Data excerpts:
------------
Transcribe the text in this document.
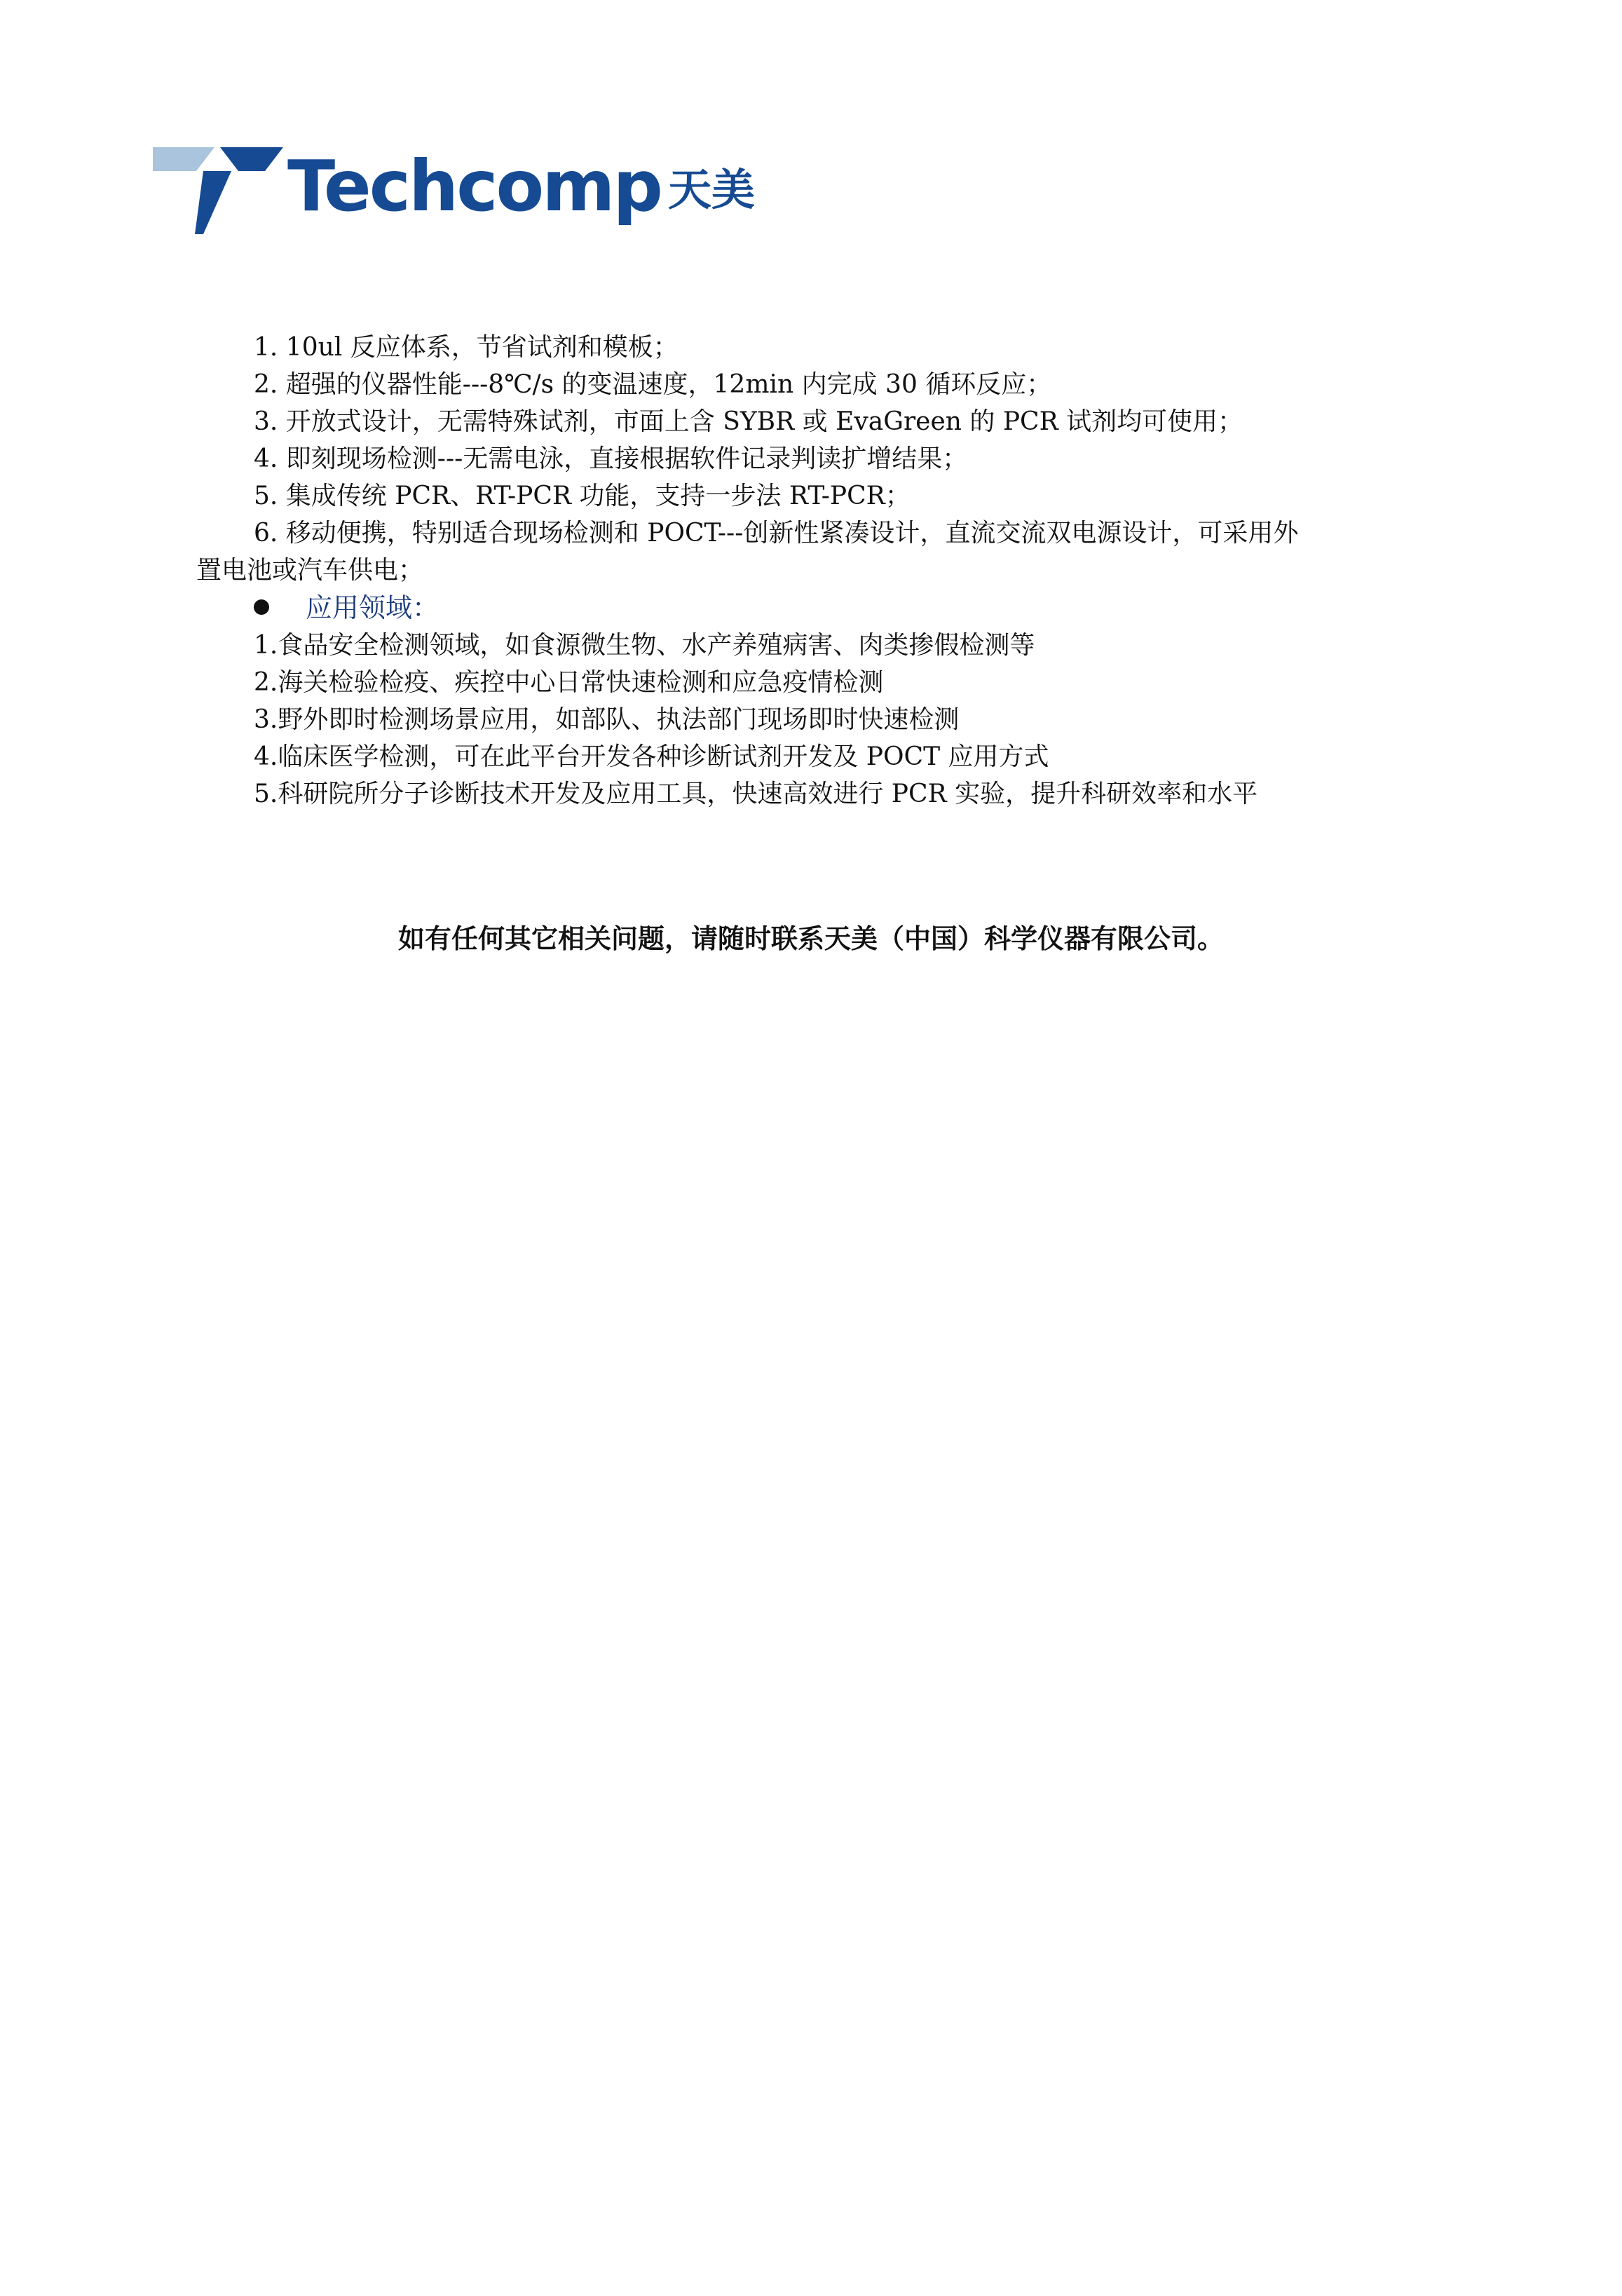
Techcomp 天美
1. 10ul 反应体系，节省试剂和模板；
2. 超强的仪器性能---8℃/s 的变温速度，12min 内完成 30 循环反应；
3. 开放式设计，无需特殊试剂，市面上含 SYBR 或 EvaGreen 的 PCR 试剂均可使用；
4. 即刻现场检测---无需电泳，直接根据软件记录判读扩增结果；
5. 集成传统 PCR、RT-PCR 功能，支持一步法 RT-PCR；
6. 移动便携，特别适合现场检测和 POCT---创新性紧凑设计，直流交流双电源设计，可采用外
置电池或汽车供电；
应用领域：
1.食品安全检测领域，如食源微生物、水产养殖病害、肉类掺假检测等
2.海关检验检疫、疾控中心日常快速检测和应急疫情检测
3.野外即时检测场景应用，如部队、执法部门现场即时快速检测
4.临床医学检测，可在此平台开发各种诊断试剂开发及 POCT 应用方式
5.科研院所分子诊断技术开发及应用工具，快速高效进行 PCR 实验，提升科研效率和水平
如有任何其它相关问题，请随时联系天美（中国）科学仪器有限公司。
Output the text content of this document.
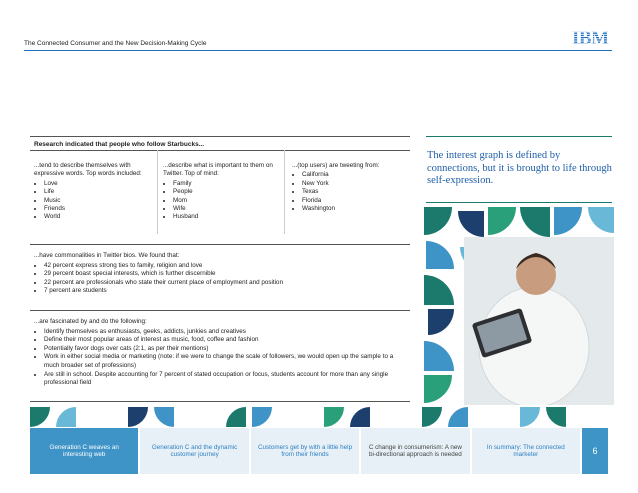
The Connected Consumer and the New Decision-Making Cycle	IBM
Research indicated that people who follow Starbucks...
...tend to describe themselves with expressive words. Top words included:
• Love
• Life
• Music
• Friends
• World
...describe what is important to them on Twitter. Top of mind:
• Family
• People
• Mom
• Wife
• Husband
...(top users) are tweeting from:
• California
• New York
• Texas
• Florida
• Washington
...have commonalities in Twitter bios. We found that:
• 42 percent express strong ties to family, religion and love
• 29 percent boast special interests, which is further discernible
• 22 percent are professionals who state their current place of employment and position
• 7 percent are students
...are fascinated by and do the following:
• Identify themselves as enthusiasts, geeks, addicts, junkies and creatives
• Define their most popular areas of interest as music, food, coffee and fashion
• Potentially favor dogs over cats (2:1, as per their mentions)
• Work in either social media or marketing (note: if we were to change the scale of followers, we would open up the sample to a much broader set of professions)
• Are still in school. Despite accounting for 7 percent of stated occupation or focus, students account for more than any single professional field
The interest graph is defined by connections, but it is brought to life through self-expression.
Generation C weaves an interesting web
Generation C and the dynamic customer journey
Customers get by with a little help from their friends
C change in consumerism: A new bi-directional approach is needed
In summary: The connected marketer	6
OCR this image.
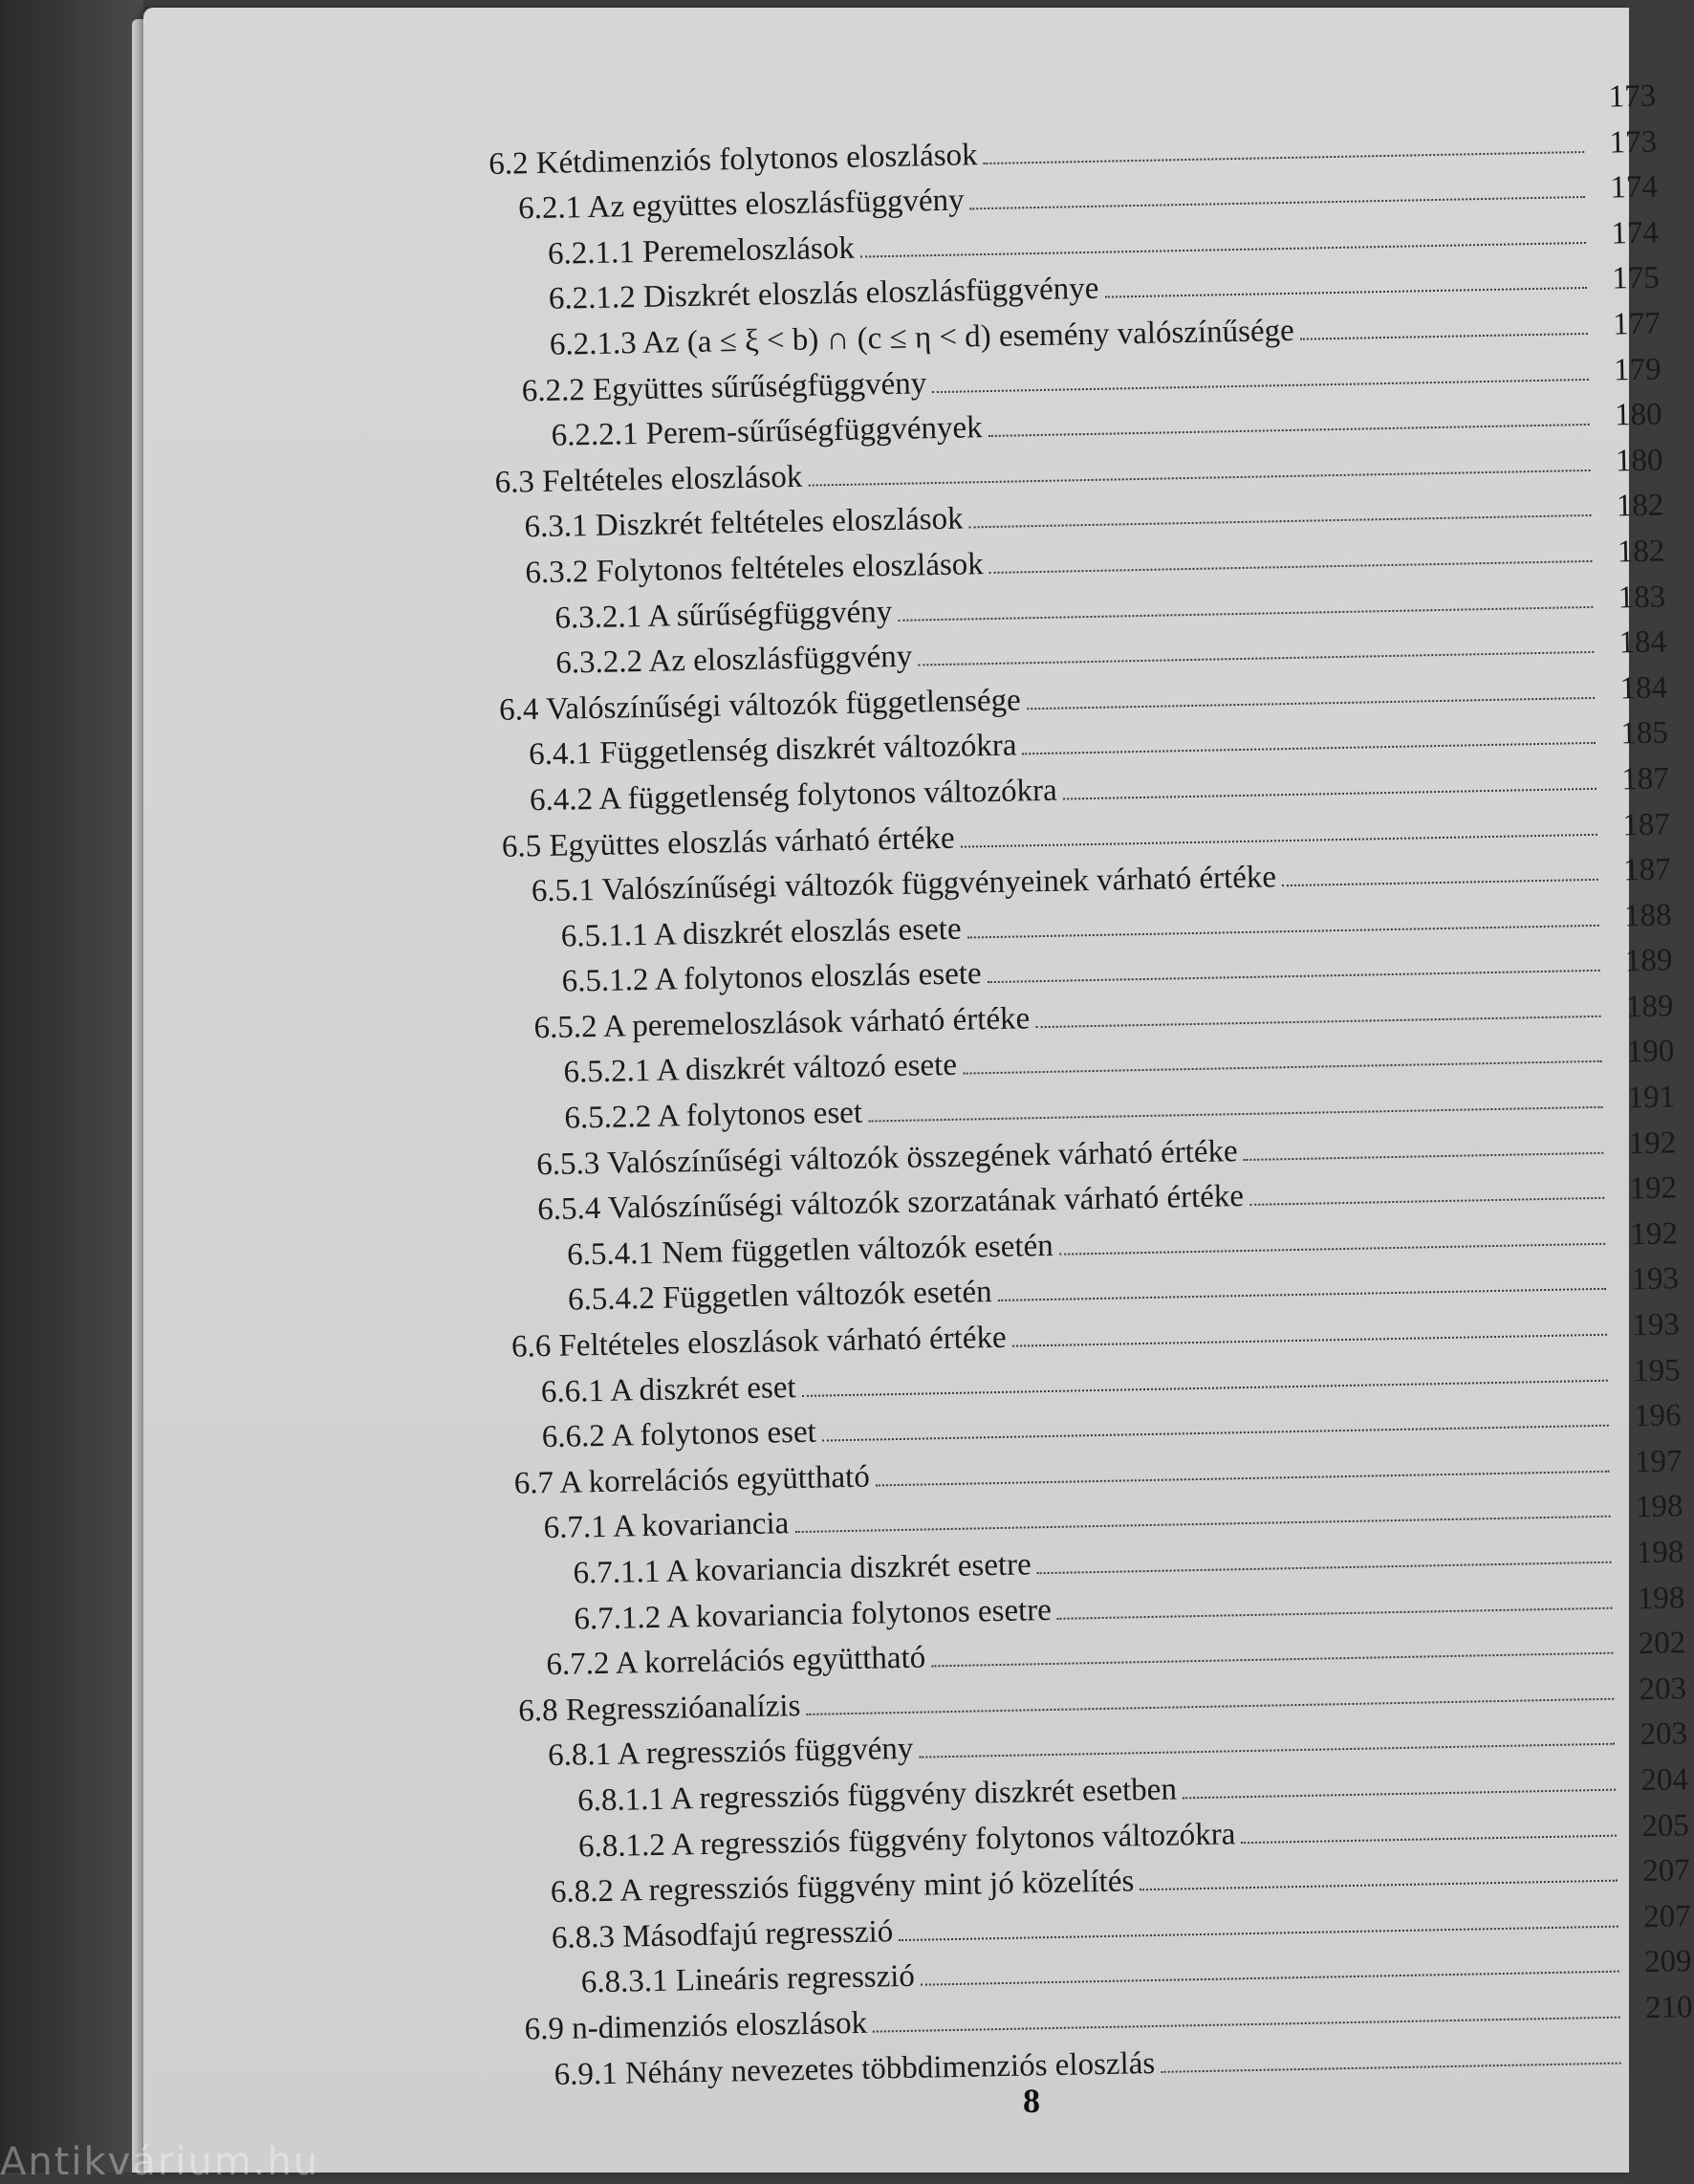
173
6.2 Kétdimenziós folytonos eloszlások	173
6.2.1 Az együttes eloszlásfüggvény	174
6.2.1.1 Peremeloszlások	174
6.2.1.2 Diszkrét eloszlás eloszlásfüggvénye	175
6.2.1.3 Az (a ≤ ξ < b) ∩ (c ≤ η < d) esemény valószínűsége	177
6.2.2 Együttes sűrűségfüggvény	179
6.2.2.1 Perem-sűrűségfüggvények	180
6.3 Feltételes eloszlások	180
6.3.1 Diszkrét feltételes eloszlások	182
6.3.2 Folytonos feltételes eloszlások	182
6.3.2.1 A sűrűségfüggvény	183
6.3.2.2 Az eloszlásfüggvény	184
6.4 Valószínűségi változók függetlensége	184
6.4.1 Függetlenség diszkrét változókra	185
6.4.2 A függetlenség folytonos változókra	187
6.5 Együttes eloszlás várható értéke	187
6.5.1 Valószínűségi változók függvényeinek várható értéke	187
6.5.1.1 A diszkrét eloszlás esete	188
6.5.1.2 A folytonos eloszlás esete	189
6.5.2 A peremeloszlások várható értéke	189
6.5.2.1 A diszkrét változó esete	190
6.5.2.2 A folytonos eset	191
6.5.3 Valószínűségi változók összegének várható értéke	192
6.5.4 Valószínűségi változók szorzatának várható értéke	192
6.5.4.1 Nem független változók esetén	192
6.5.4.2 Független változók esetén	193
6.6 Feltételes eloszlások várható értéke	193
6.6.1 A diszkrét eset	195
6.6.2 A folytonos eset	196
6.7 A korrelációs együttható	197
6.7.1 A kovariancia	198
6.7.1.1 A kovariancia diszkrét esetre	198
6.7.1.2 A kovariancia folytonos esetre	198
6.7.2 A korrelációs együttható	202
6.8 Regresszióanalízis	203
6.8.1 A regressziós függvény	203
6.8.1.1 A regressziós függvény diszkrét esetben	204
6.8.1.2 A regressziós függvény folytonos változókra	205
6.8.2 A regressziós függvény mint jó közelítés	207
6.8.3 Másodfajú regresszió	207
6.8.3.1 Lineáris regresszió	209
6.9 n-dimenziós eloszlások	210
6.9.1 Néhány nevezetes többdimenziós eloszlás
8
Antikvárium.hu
------------
_Problem_.
Without the pictures, transcribe the listing above exactly.

_Finished answer_.
Transcribe the text in this document.
Techcomp 天美
1. 10ul 反应体系，节省试剂和模板；
2. 超强的仪器性能---8℃/s 的变温速度，12min 内完成 30 循环反应；
3. 开放式设计，无需特殊试剂，市面上含 SYBR 或 EvaGreen 的 PCR 试剂均可使用；
4. 即刻现场检测---无需电泳，直接根据软件记录判读扩增结果；
5. 集成传统 PCR、RT-PCR 功能，支持一步法 RT-PCR；
6. 移动便携，特别适合现场检测和 POCT---创新性紧凑设计，直流交流双电源设计，可采用外
置电池或汽车供电；
应用领域：
1.食品安全检测领域，如食源微生物、水产养殖病害、肉类掺假检测等
2.海关检验检疫、疾控中心日常快速检测和应急疫情检测
3.野外即时检测场景应用，如部队、执法部门现场即时快速检测
4.临床医学检测，可在此平台开发各种诊断试剂开发及 POCT 应用方式
5.科研院所分子诊断技术开发及应用工具，快速高效进行 PCR 实验，提升科研效率和水平
如有任何其它相关问题，请随时联系天美（中国）科学仪器有限公司。
Output the text content of this document.
The Connected Consumer and the New Decision-Making Cycle	IBM
Research indicated that people who follow Starbucks...
...tend to describe themselves with expressive words. Top words included:
• Love
• Life
• Music
• Friends
• World
...describe what is important to them on Twitter. Top of mind:
• Family
• People
• Mom
• Wife
• Husband
...(top users) are tweeting from:
• California
• New York
• Texas
• Florida
• Washington
...have commonalities in Twitter bios. We found that:
• 42 percent express strong ties to family, religion and love
• 29 percent boast special interests, which is further discernible
• 22 percent are professionals who state their current place of employment and position
• 7 percent are students
...are fascinated by and do the following:
• Identify themselves as enthusiasts, geeks, addicts, junkies and creatives
• Define their most popular areas of interest as music, food, coffee and fashion
• Potentially favor dogs over cats (2:1, as per their mentions)
• Work in either social media or marketing (note: if we were to change the scale of followers, we would open up the sample to a much broader set of professions)
• Are still in school. Despite accounting for 7 percent of stated occupation or focus, students account for more than any single professional field
The interest graph is defined by connections, but it is brought to life through self-expression.
Generation C weaves an interesting web
Generation C and the dynamic customer journey
Customers get by with a little help from their friends
C change in consumerism: A new bi-directional approach is needed
In summary: The connected marketer	6
OCR this image.
173
6.2 Kétdimenziós folytonos eloszlások	173
6.2.1 Az együttes eloszlásfüggvény	174
6.2.1.1 Peremeloszlások	174
6.2.1.2 Diszkrét eloszlás eloszlásfüggvénye	175
6.2.1.3 Az (a ≤ ξ < b) ∩ (c ≤ η < d) esemény valószínűsége	177
6.2.2 Együttes sűrűségfüggvény	179
6.2.2.1 Perem-sűrűségfüggvények	180
6.3 Feltételes eloszlások	180
6.3.1 Diszkrét feltételes eloszlások	182
6.3.2 Folytonos feltételes eloszlások	182
6.3.2.1 A sűrűségfüggvény	183
6.3.2.2 Az eloszlásfüggvény	184
6.4 Valószínűségi változók függetlensége	184
6.4.1 Függetlenség diszkrét változókra	185
6.4.2 A függetlenség folytonos változókra	187
6.5 Együttes eloszlás várható értéke	187
6.5.1 Valószínűségi változók függvényeinek várható értéke	187
6.5.1.1 A diszkrét eloszlás esete	188
6.5.1.2 A folytonos eloszlás esete	189
6.5.2 A peremeloszlások várható értéke	189
6.5.2.1 A diszkrét változó esete	190
6.5.2.2 A folytonos eset	191
6.5.3 Valószínűségi változók összegének várható értéke	192
6.5.4 Valószínűségi változók szorzatának várható értéke	192
6.5.4.1 Nem független változók esetén	192
6.5.4.2 Független változók esetén	193
6.6 Feltételes eloszlások várható értéke	193
6.6.1 A diszkrét eset	195
6.6.2 A folytonos eset	196
6.7 A korrelációs együttható	197
6.7.1 A kovariancia	198
6.7.1.1 A kovariancia diszkrét esetre	198
6.7.1.2 A kovariancia folytonos esetre	198
6.7.2 A korrelációs együttható	202
6.8 Regresszióanalízis	203
6.8.1 A regressziós függvény	203
6.8.1.1 A regressziós függvény diszkrét esetben	204
6.8.1.2 A regressziós függvény folytonos változókra	205
6.8.2 A regressziós függvény mint jó közelítés	207
6.8.3 Másodfajú regresszió	207
6.8.3.1 Lineáris regresszió	209
6.9 n-dimenziós eloszlások	210
6.9.1 Néhány nevezetes többdimenziós eloszlás
8
Antikvárium.hu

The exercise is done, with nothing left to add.